# Written exercise:
The data below should be printed in full, exactly, and without any of its images.

— begin —

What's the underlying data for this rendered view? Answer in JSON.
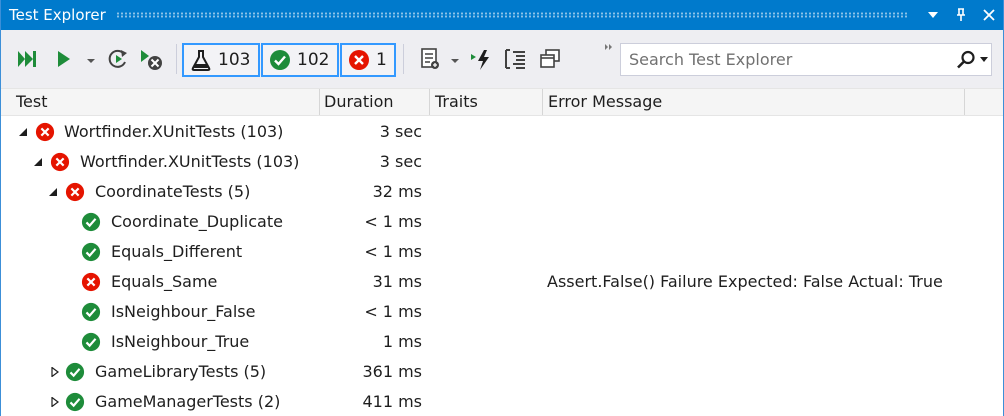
{
  "window": {
    "title": "Test Explorer"
  },
  "toolbar": {
    "counters": {
      "total": "103",
      "passed": "102",
      "failed": "1"
    },
    "search": {
      "placeholder": "Search Test Explorer"
    }
  },
  "columns": {
    "test": "Test",
    "duration": "Duration",
    "traits": "Traits",
    "error": "Error Message"
  },
  "rows": [
    {
      "name": "Wortfinder.XUnitTests  (103)",
      "duration": "3 sec",
      "status": "failed",
      "expander": "open",
      "error": ""
    },
    {
      "name": "Wortfinder.XUnitTests  (103)",
      "duration": "3 sec",
      "status": "failed",
      "expander": "open",
      "error": ""
    },
    {
      "name": "CoordinateTests  (5)",
      "duration": "32 ms",
      "status": "failed",
      "expander": "open",
      "error": ""
    },
    {
      "name": "Coordinate_Duplicate",
      "duration": "< 1 ms",
      "status": "passed",
      "expander": "none",
      "error": ""
    },
    {
      "name": "Equals_Different",
      "duration": "< 1 ms",
      "status": "passed",
      "expander": "none",
      "error": ""
    },
    {
      "name": "Equals_Same",
      "duration": "31 ms",
      "status": "failed",
      "expander": "none",
      "error": "Assert.False() Failure Expected: False Actual:   True"
    },
    {
      "name": "IsNeighbour_False",
      "duration": "< 1 ms",
      "status": "passed",
      "expander": "none",
      "error": ""
    },
    {
      "name": "IsNeighbour_True",
      "duration": "1 ms",
      "status": "passed",
      "expander": "none",
      "error": ""
    },
    {
      "name": "GameLibraryTests  (5)",
      "duration": "361 ms",
      "status": "passed",
      "expander": "closed",
      "error": ""
    },
    {
      "name": "GameManagerTests  (2)",
      "duration": "411 ms",
      "status": "passed",
      "expander": "closed",
      "error": ""
    }
  ],
  "colors": {
    "title_bar": "#007acc",
    "toolbar_bg": "#eeeef2",
    "pass_green": "#1e8c3a",
    "fail_red": "#e51400",
    "counter_border": "#3399ff"
  },
  "icons": {
    "run_all": "run-all-icon",
    "run": "run-icon",
    "repeat_last": "repeat-last-run-icon",
    "cancel": "cancel-run-icon",
    "flask": "flask-icon",
    "passed": "check-circle-icon",
    "failed": "x-circle-icon",
    "playlist": "playlist-icon",
    "live_unit_testing": "lightning-icon",
    "group_by": "group-by-icon",
    "settings": "open-window-icon",
    "search": "search-icon"
  }
}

— end —

# The result:
What's the underlying data for this rendered view? Answer in JSON.
{
  "window": {
    "title": "Test Explorer"
  },
  "toolbar": {
    "counters": {
      "total": "103",
      "passed": "102",
      "failed": "1"
    },
    "search": {
      "placeholder": "Search Test Explorer"
    }
  },
  "columns": {
    "test": "Test",
    "duration": "Duration",
    "traits": "Traits",
    "error": "Error Message"
  },
  "rows": [
    {
      "name": "Wortfinder.XUnitTests  (103)",
      "duration": "3 sec",
      "status": "failed",
      "expander": "open",
      "error": ""
    },
    {
      "name": "Wortfinder.XUnitTests  (103)",
      "duration": "3 sec",
      "status": "failed",
      "expander": "open",
      "error": ""
    },
    {
      "name": "CoordinateTests  (5)",
      "duration": "32 ms",
      "status": "failed",
      "expander": "open",
      "error": ""
    },
    {
      "name": "Coordinate_Duplicate",
      "duration": "< 1 ms",
      "status": "passed",
      "expander": "none",
      "error": ""
    },
    {
      "name": "Equals_Different",
      "duration": "< 1 ms",
      "status": "passed",
      "expander": "none",
      "error": ""
    },
    {
      "name": "Equals_Same",
      "duration": "31 ms",
      "status": "failed",
      "expander": "none",
      "error": "Assert.False() Failure Expected: False Actual:   True"
    },
    {
      "name": "IsNeighbour_False",
      "duration": "< 1 ms",
      "status": "passed",
      "expander": "none",
      "error": ""
    },
    {
      "name": "IsNeighbour_True",
      "duration": "1 ms",
      "status": "passed",
      "expander": "none",
      "error": ""
    },
    {
      "name": "GameLibraryTests  (5)",
      "duration": "361 ms",
      "status": "passed",
      "expander": "closed",
      "error": ""
    },
    {
      "name": "GameManagerTests  (2)",
      "duration": "411 ms",
      "status": "passed",
      "expander": "closed",
      "error": ""
    }
  ],
  "colors": {
    "title_bar": "#007acc",
    "toolbar_bg": "#eeeef2",
    "pass_green": "#1e8c3a",
    "fail_red": "#e51400",
    "counter_border": "#3399ff"
  },
  "icons": {
    "run_all": "run-all-icon",
    "run": "run-icon",
    "repeat_last": "repeat-last-run-icon",
    "cancel": "cancel-run-icon",
    "flask": "flask-icon",
    "passed": "check-circle-icon",
    "failed": "x-circle-icon",
    "playlist": "playlist-icon",
    "live_unit_testing": "lightning-icon",
    "group_by": "group-by-icon",
    "settings": "open-window-icon",
    "search": "search-icon"
  }
}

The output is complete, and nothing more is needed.